▸ **Prompt**
Reading the listing below, count the lines that contain the word "Shara" and give that count alone.

▸ **Supplied information**
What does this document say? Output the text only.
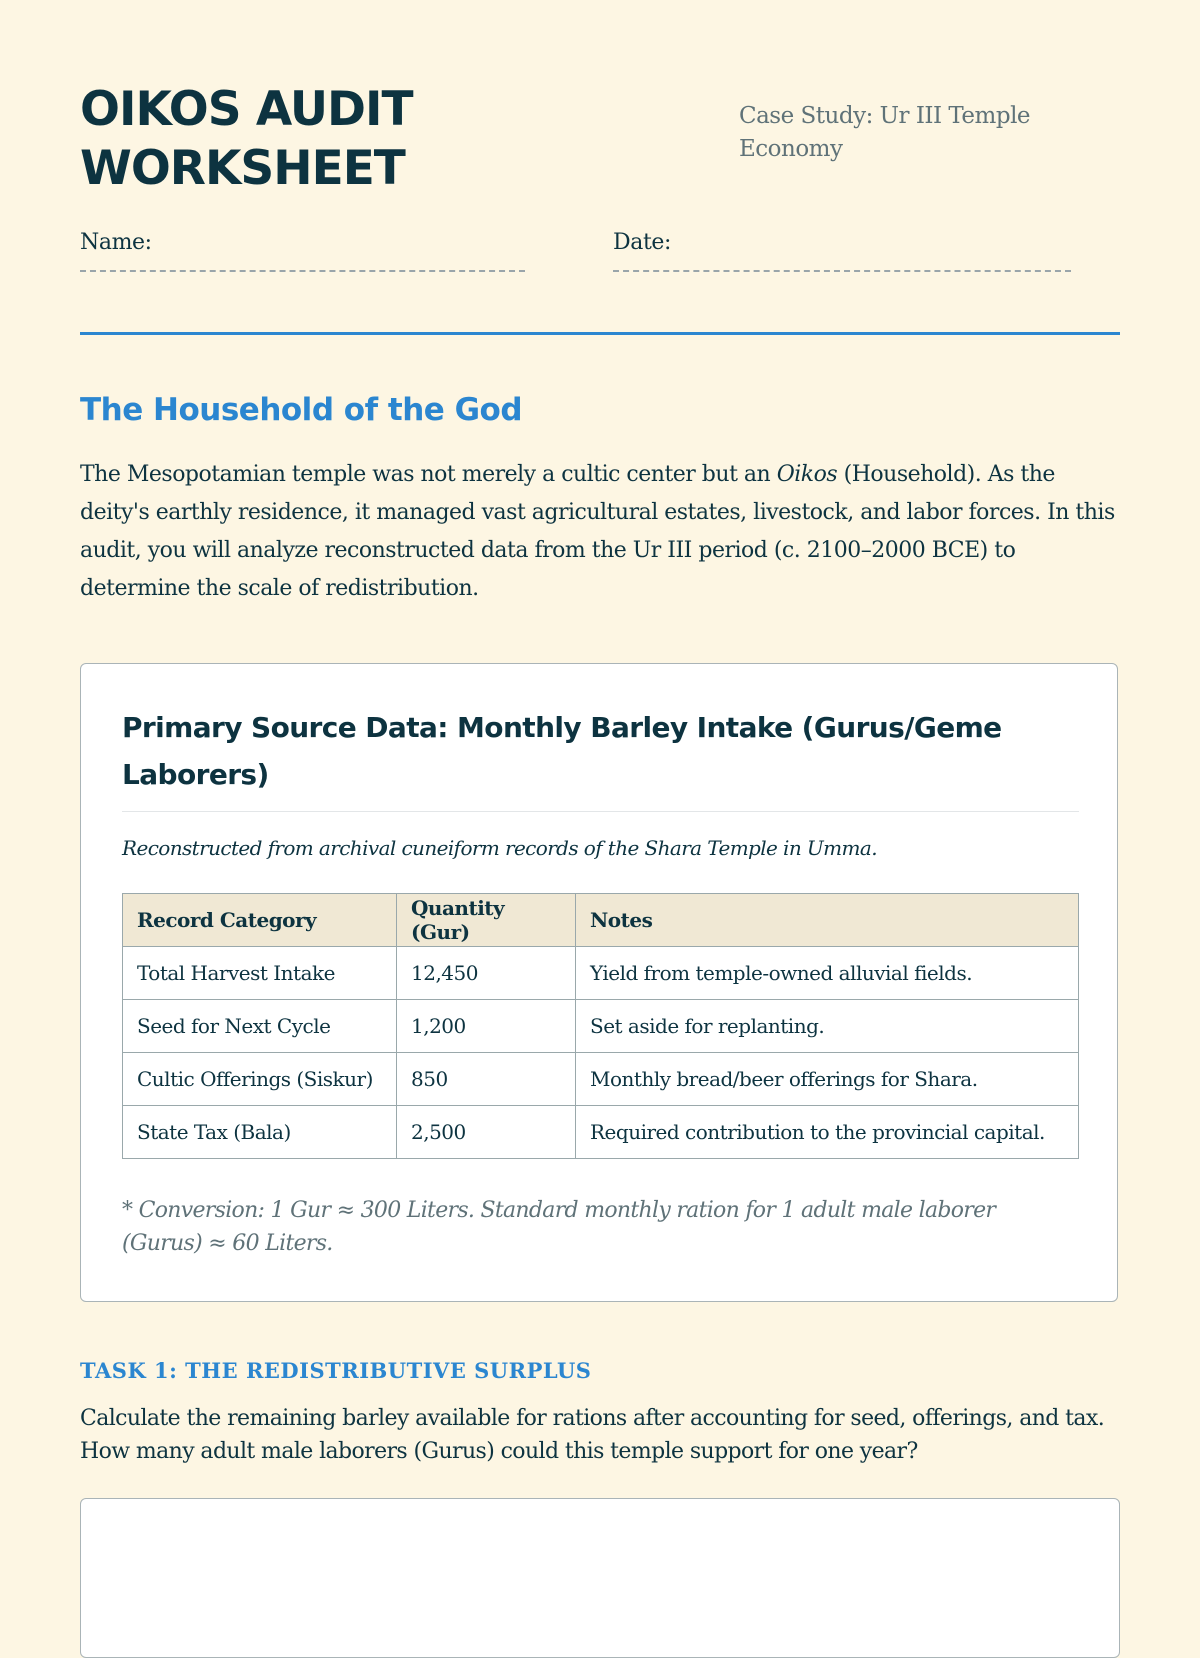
OIKOS AUDIT
WORKSHEET
Case Study: Ur III Temple Economy
Name:	Date:
The Household of the God

The Mesopotamian temple was not merely a cultic center but an Oikos (Household). As the deity's earthly residence, it managed vast agricultural estates, livestock, and labor forces. In this audit, you will analyze reconstructed data from the Ur III period (c. 2100–2000 BCE) to determine the scale of redistribution.

Primary Source Data: Monthly Barley Intake (Gurus/Geme Laborers)
Reconstructed from archival cuneiform records of the Shara Temple in Umma.
Record Category	Quantity (Gur)	Notes
Total Harvest Intake	12,450	Yield from temple-owned alluvial fields.
Seed for Next Cycle	1,200	Set aside for replanting.
Cultic Offerings (Siskur)	850	Monthly bread/beer offerings for Shara.
State Tax (Bala)	2,500	Required contribution to the provincial capital.
* Conversion: 1 Gur ≈ 300 Liters. Standard monthly ration for 1 adult male laborer (Gurus) ≈ 60 Liters.
TASK 1: THE REDISTRIBUTIVE SURPLUS

Calculate the remaining barley available for rations after accounting for seed, offerings, and tax. How many adult male laborers (Gurus) could this temple support for one year?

▸ **Task solution**
2